_WORK TO DO_: Filter the listing and keep only the lines with the word "Performs".

_DATA SECTION_:
((
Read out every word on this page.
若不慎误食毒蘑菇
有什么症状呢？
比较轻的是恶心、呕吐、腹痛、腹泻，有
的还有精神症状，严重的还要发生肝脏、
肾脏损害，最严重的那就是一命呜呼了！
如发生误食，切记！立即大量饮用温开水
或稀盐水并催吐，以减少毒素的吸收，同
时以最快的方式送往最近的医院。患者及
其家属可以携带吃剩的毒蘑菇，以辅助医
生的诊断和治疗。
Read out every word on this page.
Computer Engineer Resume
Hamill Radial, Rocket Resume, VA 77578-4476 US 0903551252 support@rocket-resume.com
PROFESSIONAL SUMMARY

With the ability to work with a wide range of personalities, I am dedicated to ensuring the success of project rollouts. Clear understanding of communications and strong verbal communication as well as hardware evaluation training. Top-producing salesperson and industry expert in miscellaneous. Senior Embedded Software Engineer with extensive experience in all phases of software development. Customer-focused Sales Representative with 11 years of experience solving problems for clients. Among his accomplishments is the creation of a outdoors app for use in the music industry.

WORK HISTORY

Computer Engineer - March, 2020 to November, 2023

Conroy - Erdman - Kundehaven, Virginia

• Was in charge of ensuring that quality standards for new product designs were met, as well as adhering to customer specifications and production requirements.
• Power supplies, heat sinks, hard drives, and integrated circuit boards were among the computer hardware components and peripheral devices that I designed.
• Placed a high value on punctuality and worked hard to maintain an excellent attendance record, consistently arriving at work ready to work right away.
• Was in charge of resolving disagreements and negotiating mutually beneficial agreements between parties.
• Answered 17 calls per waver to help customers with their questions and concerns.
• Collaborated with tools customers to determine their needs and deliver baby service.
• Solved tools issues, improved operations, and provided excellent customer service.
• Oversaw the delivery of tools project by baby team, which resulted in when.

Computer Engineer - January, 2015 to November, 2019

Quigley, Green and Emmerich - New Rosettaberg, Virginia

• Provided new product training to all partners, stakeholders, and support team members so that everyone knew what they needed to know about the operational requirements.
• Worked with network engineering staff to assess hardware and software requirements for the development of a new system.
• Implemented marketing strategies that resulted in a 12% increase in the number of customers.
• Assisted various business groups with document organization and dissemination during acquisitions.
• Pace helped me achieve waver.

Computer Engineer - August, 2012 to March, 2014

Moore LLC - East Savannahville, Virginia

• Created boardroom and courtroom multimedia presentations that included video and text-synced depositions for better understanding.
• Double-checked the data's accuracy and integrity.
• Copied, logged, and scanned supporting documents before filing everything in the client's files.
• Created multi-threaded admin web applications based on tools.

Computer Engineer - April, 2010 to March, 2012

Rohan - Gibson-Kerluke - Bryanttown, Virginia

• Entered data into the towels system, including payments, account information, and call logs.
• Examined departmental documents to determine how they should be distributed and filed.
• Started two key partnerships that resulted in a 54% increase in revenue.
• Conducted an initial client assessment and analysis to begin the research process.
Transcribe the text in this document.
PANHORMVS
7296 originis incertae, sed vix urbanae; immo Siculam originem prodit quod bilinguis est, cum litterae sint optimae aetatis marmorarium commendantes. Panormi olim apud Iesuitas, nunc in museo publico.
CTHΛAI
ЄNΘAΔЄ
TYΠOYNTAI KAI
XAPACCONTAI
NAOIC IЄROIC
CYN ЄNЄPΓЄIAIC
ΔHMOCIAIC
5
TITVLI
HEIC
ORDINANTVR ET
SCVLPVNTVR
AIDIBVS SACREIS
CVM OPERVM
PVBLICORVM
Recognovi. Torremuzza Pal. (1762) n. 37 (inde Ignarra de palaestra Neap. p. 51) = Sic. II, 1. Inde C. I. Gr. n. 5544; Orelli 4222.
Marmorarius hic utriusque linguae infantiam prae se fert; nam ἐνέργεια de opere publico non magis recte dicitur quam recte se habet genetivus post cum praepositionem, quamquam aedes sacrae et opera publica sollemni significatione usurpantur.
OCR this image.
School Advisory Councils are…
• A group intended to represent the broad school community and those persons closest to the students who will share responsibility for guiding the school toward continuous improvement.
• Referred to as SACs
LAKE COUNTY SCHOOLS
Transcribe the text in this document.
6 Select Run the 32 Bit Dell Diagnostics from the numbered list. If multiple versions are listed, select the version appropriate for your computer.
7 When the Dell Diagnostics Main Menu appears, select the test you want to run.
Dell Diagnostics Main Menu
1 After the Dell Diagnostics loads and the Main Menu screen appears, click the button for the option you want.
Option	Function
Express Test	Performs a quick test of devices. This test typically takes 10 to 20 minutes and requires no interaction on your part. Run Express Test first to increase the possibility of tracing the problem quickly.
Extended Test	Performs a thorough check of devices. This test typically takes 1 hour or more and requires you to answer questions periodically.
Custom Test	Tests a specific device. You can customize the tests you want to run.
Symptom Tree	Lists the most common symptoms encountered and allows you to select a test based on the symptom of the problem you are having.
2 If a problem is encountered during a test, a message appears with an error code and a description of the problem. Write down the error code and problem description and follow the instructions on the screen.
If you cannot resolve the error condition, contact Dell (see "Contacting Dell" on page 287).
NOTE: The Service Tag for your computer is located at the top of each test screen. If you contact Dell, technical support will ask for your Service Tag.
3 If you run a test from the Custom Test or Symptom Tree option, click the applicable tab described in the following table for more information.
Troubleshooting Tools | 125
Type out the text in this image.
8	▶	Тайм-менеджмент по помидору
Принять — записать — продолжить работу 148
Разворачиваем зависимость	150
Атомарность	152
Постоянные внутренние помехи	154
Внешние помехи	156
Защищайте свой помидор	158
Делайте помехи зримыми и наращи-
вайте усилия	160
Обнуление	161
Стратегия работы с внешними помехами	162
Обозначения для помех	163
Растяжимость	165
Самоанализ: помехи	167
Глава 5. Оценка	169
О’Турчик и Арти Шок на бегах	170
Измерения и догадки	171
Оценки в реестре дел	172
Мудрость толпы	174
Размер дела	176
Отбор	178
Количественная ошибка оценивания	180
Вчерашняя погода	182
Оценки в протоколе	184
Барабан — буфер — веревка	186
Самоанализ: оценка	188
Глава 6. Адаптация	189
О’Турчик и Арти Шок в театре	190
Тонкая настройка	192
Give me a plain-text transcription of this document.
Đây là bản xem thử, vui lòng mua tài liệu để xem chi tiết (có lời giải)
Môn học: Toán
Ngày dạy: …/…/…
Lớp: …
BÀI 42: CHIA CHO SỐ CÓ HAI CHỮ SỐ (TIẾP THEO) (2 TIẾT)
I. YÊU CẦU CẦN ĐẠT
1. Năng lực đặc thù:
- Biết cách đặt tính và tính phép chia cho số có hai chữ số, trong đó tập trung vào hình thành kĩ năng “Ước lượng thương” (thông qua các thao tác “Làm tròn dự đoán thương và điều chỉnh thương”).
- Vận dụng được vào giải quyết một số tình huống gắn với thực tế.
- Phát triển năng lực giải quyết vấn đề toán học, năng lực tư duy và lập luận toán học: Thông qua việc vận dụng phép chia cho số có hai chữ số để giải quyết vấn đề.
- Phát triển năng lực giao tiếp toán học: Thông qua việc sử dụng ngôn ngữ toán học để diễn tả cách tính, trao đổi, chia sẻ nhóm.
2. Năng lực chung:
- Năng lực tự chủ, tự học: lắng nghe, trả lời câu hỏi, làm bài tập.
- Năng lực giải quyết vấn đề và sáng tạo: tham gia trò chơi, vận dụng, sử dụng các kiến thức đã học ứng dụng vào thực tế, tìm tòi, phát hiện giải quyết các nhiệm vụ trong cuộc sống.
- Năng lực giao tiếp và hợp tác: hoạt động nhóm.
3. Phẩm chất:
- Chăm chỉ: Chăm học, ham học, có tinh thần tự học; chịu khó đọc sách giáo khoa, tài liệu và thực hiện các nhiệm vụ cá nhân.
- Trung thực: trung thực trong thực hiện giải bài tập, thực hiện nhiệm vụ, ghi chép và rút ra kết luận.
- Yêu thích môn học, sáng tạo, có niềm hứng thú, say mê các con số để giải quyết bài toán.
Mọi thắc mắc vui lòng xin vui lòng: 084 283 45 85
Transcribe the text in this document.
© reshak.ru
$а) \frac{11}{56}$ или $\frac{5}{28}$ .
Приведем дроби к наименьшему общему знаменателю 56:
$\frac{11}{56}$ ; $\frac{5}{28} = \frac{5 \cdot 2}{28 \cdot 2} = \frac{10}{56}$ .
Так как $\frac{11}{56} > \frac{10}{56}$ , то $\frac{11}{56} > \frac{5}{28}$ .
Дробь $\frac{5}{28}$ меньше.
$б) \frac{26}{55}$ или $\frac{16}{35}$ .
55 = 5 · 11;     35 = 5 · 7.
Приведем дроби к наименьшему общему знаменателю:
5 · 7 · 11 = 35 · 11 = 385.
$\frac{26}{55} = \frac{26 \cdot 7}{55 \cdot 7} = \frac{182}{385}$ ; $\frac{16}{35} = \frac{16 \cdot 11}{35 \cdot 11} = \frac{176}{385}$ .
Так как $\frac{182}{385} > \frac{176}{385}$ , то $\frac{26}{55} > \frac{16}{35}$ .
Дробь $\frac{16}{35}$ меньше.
))
_TASK OUTPUT_:
Express Test	Performs a quick test of devices. This test typically takes 10 to 20 minutes and requires no interaction on your part. Run Express Test first to increase the possibility of tracing the problem quickly.
Extended Test	Performs a thorough check of devices. This test typically takes 1 hour or more and requires you to answer questions periodically.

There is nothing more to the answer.